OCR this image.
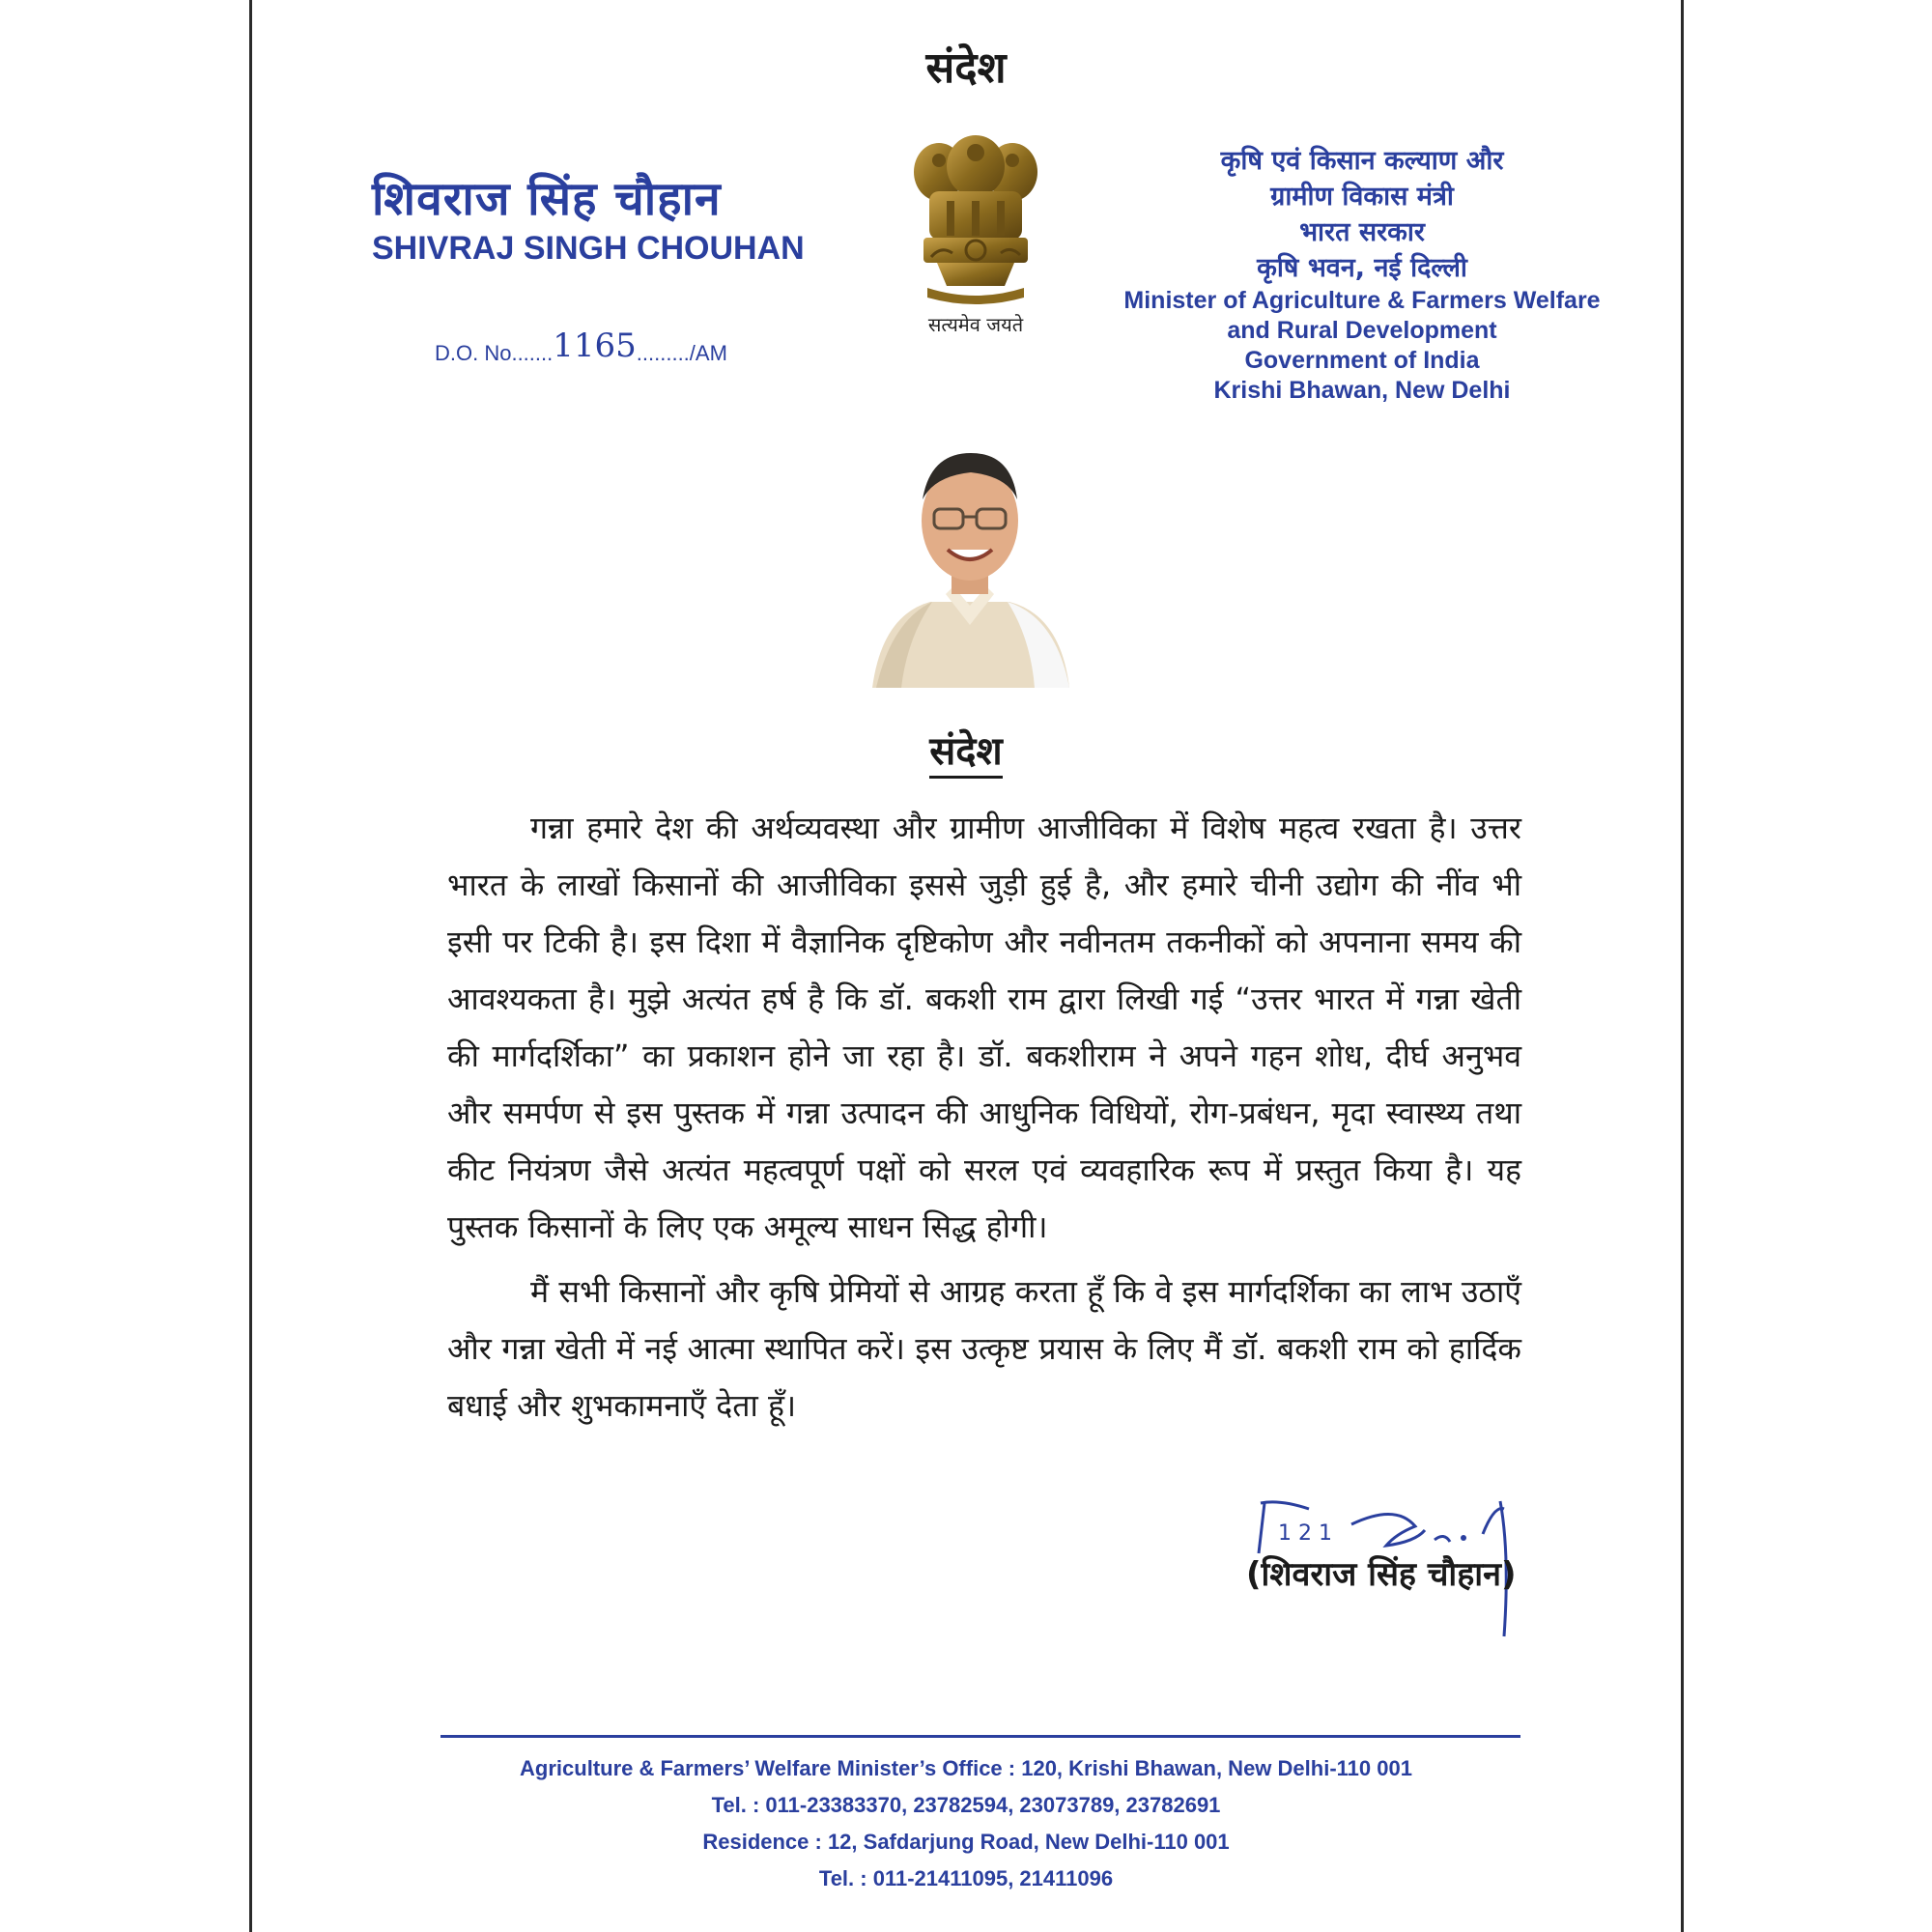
संदेश
शिवराज सिंह चौहान
SHIVRAJ SINGH CHOUHAN
D.O. No.......1165........./AM
सत्यमेव जयते
कृषि एवं किसान कल्याण और
ग्रामीण विकास मंत्री
भारत सरकार
कृषि भवन, नई दिल्ली
Minister of Agriculture & Farmers Welfare
and Rural Development
Government of India
Krishi Bhawan, New Delhi
संदेश

गन्ना हमारे देश की अर्थव्यवस्था और ग्रामीण आजीविका में विशेष महत्व रखता है। उत्तर भारत के लाखों किसानों की आजीविका इससे जुड़ी हुई है, और हमारे चीनी उद्योग की नींव भी इसी पर टिकी है। इस दिशा में वैज्ञानिक दृष्टिकोण और नवीनतम तकनीकों को अपनाना समय की आवश्यकता है। मुझे अत्यंत हर्ष है कि डॉ. बकशी राम द्वारा लिखी गई “उत्तर भारत में गन्ना खेती की मार्गदर्शिका” का प्रकाशन होने जा रहा है। डॉ. बकशीराम ने अपने गहन शोध, दीर्घ अनुभव और समर्पण से इस पुस्तक में गन्ना उत्पादन की आधुनिक विधियों, रोग-प्रबंधन, मृदा स्वास्थ्य तथा कीट नियंत्रण जैसे अत्यंत महत्वपूर्ण पक्षों को सरल एवं व्यवहारिक रूप में प्रस्तुत किया है। यह पुस्तक किसानों के लिए एक अमूल्य साधन सिद्ध होगी।

मैं सभी किसानों और कृषि प्रेमियों से आग्रह करता हूँ कि वे इस मार्गदर्शिका का लाभ उठाएँ और गन्ना खेती में नई आत्मा स्थापित करें। इस उत्कृष्ट प्रयास के लिए मैं डॉ. बकशी राम को हार्दिक बधाई और शुभकामनाएँ देता हूँ।

1 2 1
(शिवराज सिंह चौहान)
Agriculture & Farmers’ Welfare Minister’s Office : 120, Krishi Bhawan, New Delhi-110 001
Tel. : 011-23383370, 23782594, 23073789, 23782691
Residence : 12, Safdarjung Road, New Delhi-110 001
Tel. : 011-21411095, 21411096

■ ■ ■

- AIM: Drop the images and quote the entries word for word.

- TASK SOLUTION:
OCR this image.
संदेश
शिवराज सिंह चौहान
SHIVRAJ SINGH CHOUHAN
D.O. No.......1165........./AM
सत्यमेव जयते
कृषि एवं किसान कल्याण और
ग्रामीण विकास मंत्री
भारत सरकार
कृषि भवन, नई दिल्ली
Minister of Agriculture & Farmers Welfare
and Rural Development
Government of India
Krishi Bhawan, New Delhi
संदेश

गन्ना हमारे देश की अर्थव्यवस्था और ग्रामीण आजीविका में विशेष महत्व रखता है। उत्तर भारत के लाखों किसानों की आजीविका इससे जुड़ी हुई है, और हमारे चीनी उद्योग की नींव भी इसी पर टिकी है। इस दिशा में वैज्ञानिक दृष्टिकोण और नवीनतम तकनीकों को अपनाना समय की आवश्यकता है। मुझे अत्यंत हर्ष है कि डॉ. बकशी राम द्वारा लिखी गई “उत्तर भारत में गन्ना खेती की मार्गदर्शिका” का प्रकाशन होने जा रहा है। डॉ. बकशीराम ने अपने गहन शोध, दीर्घ अनुभव और समर्पण से इस पुस्तक में गन्ना उत्पादन की आधुनिक विधियों, रोग-प्रबंधन, मृदा स्वास्थ्य तथा कीट नियंत्रण जैसे अत्यंत महत्वपूर्ण पक्षों को सरल एवं व्यवहारिक रूप में प्रस्तुत किया है। यह पुस्तक किसानों के लिए एक अमूल्य साधन सिद्ध होगी।

मैं सभी किसानों और कृषि प्रेमियों से आग्रह करता हूँ कि वे इस मार्गदर्शिका का लाभ उठाएँ और गन्ना खेती में नई आत्मा स्थापित करें। इस उत्कृष्ट प्रयास के लिए मैं डॉ. बकशी राम को हार्दिक बधाई और शुभकामनाएँ देता हूँ।

1 2 1
(शिवराज सिंह चौहान)
Agriculture & Farmers’ Welfare Minister’s Office : 120, Krishi Bhawan, New Delhi-110 001
Tel. : 011-23383370, 23782594, 23073789, 23782691
Residence : 12, Safdarjung Road, New Delhi-110 001
Tel. : 011-21411095, 21411096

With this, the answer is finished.